* Aim of the task:
Rewrite the records below, replacing every occurrence of "refugees" with "displaced families" and keeping everything else the same. Leave the pictures out of your answer.

Records from a dataset
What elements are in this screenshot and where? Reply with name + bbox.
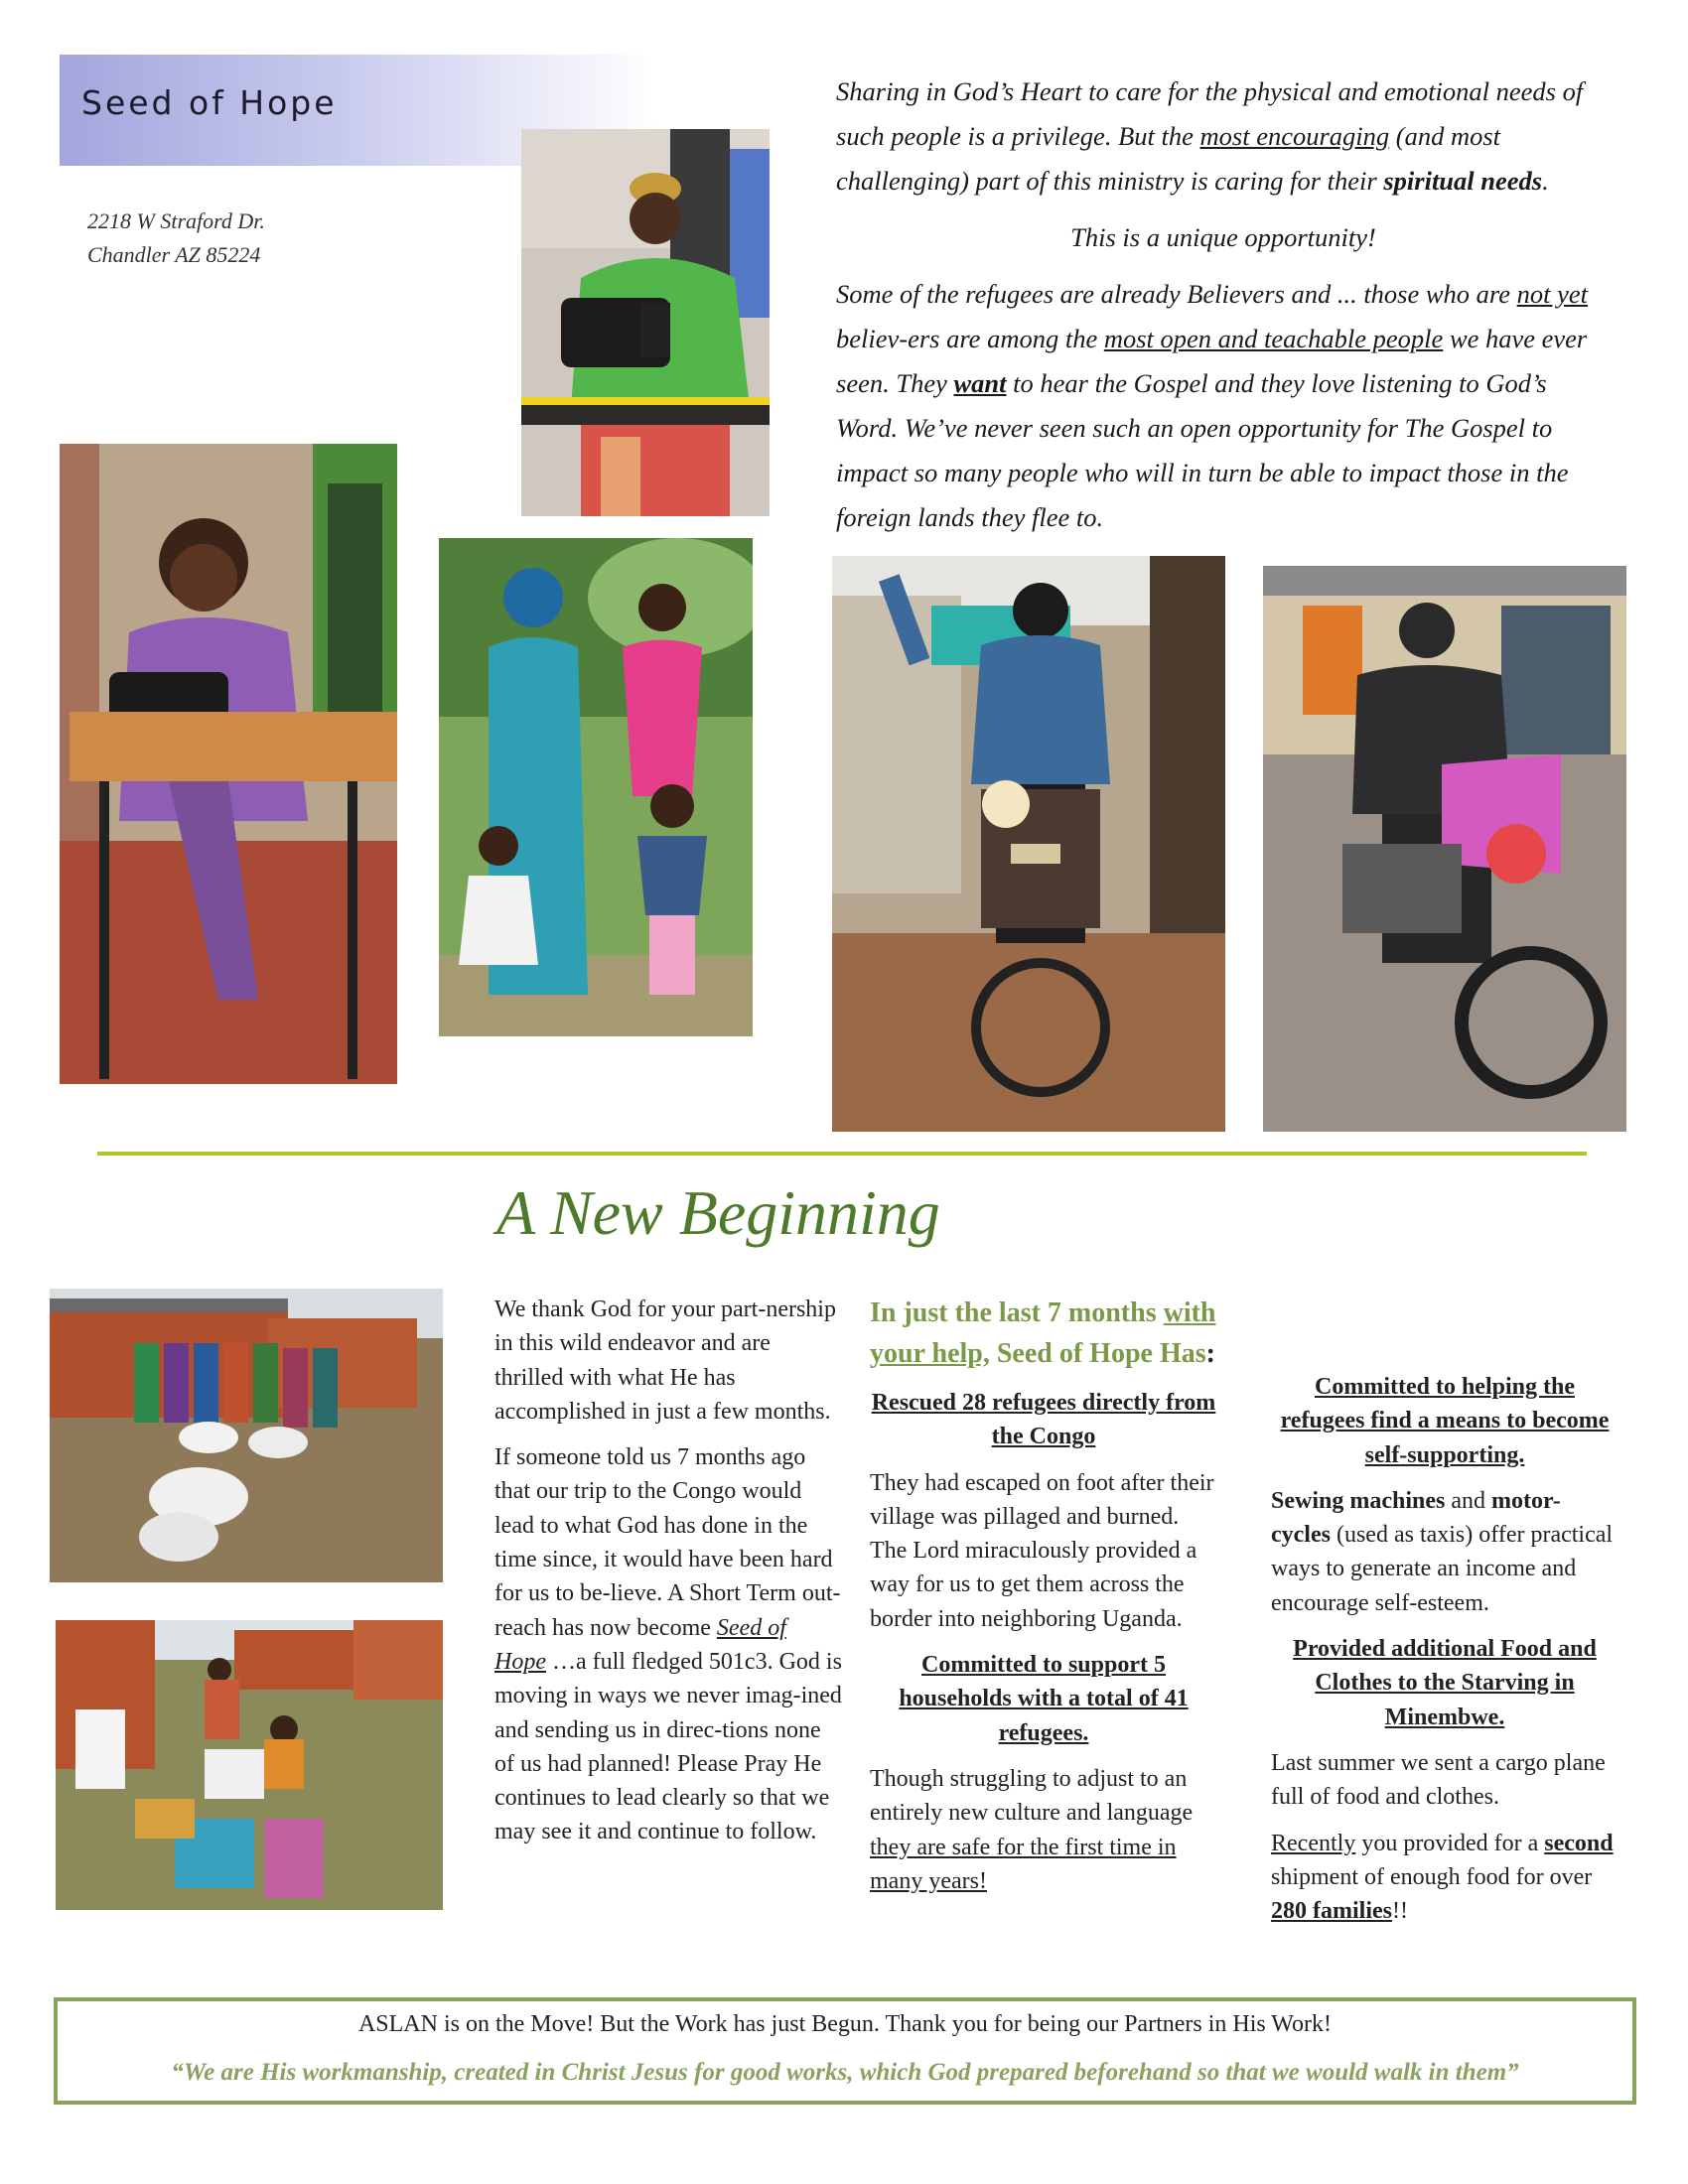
col3-paragraph-3: Recently you provided for a second shipment of enough food for over 280 families!! — [1271, 1830, 1614, 1925]
section-divider — [97, 1152, 1587, 1156]
intro-paragraph-2: This is a unique opportunity! — [1070, 222, 1376, 252]
col1-paragraph-1: We thank God for your part-nership in this wild endeavor and are thrilled with what He has accomplished in just a few months. — [494, 1297, 836, 1425]
photo-family — [439, 538, 753, 1036]
col2-paragraph-2: Though struggling to adjust to an entirely new culture and language they are safe for the first time in many years! — [870, 1765, 1194, 1894]
col1-paragraph-2: If someone told us 7 months ago that our trip to the Congo would lead to what God has done in the time since, it would have been hard for us to be-lieve. A Short Term out-reach has now become Seed of Hope …a full fledged 501c3. God is moving in ways we never imag-ined and sending us in direc-tions none of us had planned! Please Pray He continues to lead clearly so that we may see it and continue to follow. — [494, 1444, 842, 1845]
intro-text — [836, 69, 1611, 552]
address-line2: Chandler AZ 85224 — [87, 242, 261, 267]
org-name: Seed of Hope — [81, 83, 338, 122]
col3-heading-1: Committed to helping the refugees find a means to become self-supporting. — [1280, 1374, 1610, 1468]
intro-paragraph-1: Sharing in God’s Heart to care for the physical and emotional needs of such people is a privilege. But the most encouraging (and most challenging) part of this ministry is caring for their spiritual needs. — [836, 76, 1584, 196]
column-2 — [870, 1293, 1217, 1910]
col3-paragraph-2: Last summer we sent a cargo plane full of food and clothes. — [1271, 1749, 1606, 1811]
column-3 — [1271, 1370, 1618, 1940]
photo-sewing-woman-green — [521, 129, 770, 516]
photo-women-food-sacks — [50, 1289, 443, 1582]
address — [87, 205, 265, 272]
section-title: A New Beginning — [496, 1177, 940, 1248]
intro-paragraph-3: Some of the refugees are already Believers and ... those who are not yet believ-ers are among the most open and teachable people we have ever seen. They want to hear the Gospel and they love listening to God’s Word. We’ve never seen such an open opportunity for The Gospel to impact so many people who will in turn be able to impact those in the foreign lands they flee to. — [836, 279, 1589, 532]
col2-heading-2: Committed to support 5 households with a total of 41 refugees. — [899, 1652, 1189, 1746]
col2-paragraph-1: They had escaped on foot after their village was pillaged and burned. The Lord miraculously provided a way for us to get them across the border into neighboring Uganda. — [870, 1469, 1214, 1632]
photo-motorcycle-man-1 — [832, 556, 1225, 1132]
photo-supplies-distribution — [56, 1620, 443, 1910]
col3-paragraph-1: Sewing machines and motor-cycles (used as taxis) offer practical ways to generate an income and encourage self-esteem. — [1271, 1487, 1614, 1616]
footer-line: ASLAN is on the Move! But the Work has just Begun. Thank you for being our Partners in His Work! — [357, 2011, 1333, 2037]
col3-heading-2: Provided additional Food and Clothes to the Starving in Minembwe. — [1293, 1636, 1597, 1730]
photo-motorcycle-man-2 — [1263, 566, 1626, 1132]
col2-lead: In just the last 7 months with your help, Seed of Hope Has: — [870, 1297, 1216, 1369]
column-1 — [494, 1293, 842, 1861]
address-line1: 2218 W Straford Dr. — [87, 208, 265, 233]
footer-quote: “We are His workmanship, created in Christ Jesus for good works, which God prepared beforehand so that we would walk in them” — [171, 2059, 1519, 2086]
col2-heading-1: Rescued 28 refugees directly from the Congo — [871, 1390, 1216, 1450]
seed-of-hope-link[interactable]: Seed of Hope — [494, 1614, 786, 1675]
photo-sewing-woman-laughing — [60, 444, 397, 1084]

* Exercise response:
What elements are in this screenshot and where? Reply with name + bbox.
col3-paragraph-3: Recently you provided for a second shipment of enough food for over 280 families!! — [1271, 1830, 1614, 1925]
section-divider — [97, 1152, 1587, 1156]
intro-paragraph-2: This is a unique opportunity! — [1070, 222, 1376, 252]
col1-paragraph-1: We thank God for your part-nership in this wild endeavor and are thrilled with what He has accomplished in just a few months. — [494, 1297, 836, 1425]
photo-family — [439, 538, 753, 1036]
col2-paragraph-2: Though struggling to adjust to an entirely new culture and language they are safe for the first time in many years! — [870, 1765, 1194, 1894]
col1-paragraph-2: If someone told us 7 months ago that our trip to the Congo would lead to what God has done in the time since, it would have been hard for us to be-lieve. A Short Term out-reach has now become Seed of Hope …a full fledged 501c3. God is moving in ways we never imag-ined and sending us in direc-tions none of us had planned! Please Pray He continues to lead clearly so that we may see it and continue to follow. — [494, 1444, 842, 1845]
intro-text — [836, 69, 1611, 552]
address-line2: Chandler AZ 85224 — [87, 242, 261, 267]
org-name: Seed of Hope — [81, 83, 338, 122]
col3-heading-1: Committed to helping the displaced families find a means to become self-supporting. — [1280, 1374, 1610, 1468]
intro-paragraph-1: Sharing in God’s Heart to care for the physical and emotional needs of such people is a privilege. But the most encouraging (and most challenging) part of this ministry is caring for their spiritual needs. — [836, 76, 1584, 196]
column-2 — [870, 1293, 1217, 1910]
col3-paragraph-2: Last summer we sent a cargo plane full of food and clothes. — [1271, 1749, 1606, 1811]
column-3 — [1271, 1370, 1618, 1940]
photo-sewing-woman-green — [521, 129, 770, 516]
photo-women-food-sacks — [50, 1289, 443, 1582]
address — [87, 205, 265, 272]
section-title: A New Beginning — [496, 1177, 940, 1248]
intro-paragraph-3: Some of the displaced families are already Believers and ... those who are not yet believ-ers are among the most open and teachable people we have ever seen. They want to hear the Gospel and they love listening to God’s Word. We’ve never seen such an open opportunity for The Gospel to impact so many people who will in turn be able to impact those in the foreign lands they flee to. — [836, 279, 1589, 532]
col2-heading-2: Committed to support 5 households with a total of 41 displaced families. — [899, 1652, 1189, 1746]
col2-paragraph-1: They had escaped on foot after their village was pillaged and burned. The Lord miraculously provided a way for us to get them across the border into neighboring Uganda. — [870, 1469, 1214, 1632]
photo-motorcycle-man-1 — [832, 556, 1225, 1132]
photo-supplies-distribution — [56, 1620, 443, 1910]
col3-paragraph-1: Sewing machines and motor-cycles (used as taxis) offer practical ways to generate an income and encourage self-esteem. — [1271, 1487, 1614, 1616]
footer-line: ASLAN is on the Move! But the Work has just Begun. Thank you for being our Partners in His Work! — [357, 2011, 1333, 2037]
col3-heading-2: Provided additional Food and Clothes to the Starving in Minembwe. — [1293, 1636, 1597, 1730]
photo-motorcycle-man-2 — [1263, 566, 1626, 1132]
col2-lead: In just the last 7 months with your help, Seed of Hope Has: — [870, 1297, 1216, 1369]
column-1 — [494, 1293, 842, 1861]
address-line1: 2218 W Straford Dr. — [87, 208, 265, 233]
footer-quote: “We are His workmanship, created in Christ Jesus for good works, which God prepared beforehand so that we would walk in them” — [171, 2059, 1519, 2086]
col2-heading-1: Rescued 28 displaced families directly from the Congo — [871, 1390, 1216, 1450]
seed-of-hope-link[interactable]: Seed of Hope — [494, 1614, 786, 1675]
photo-sewing-woman-laughing — [60, 444, 397, 1084]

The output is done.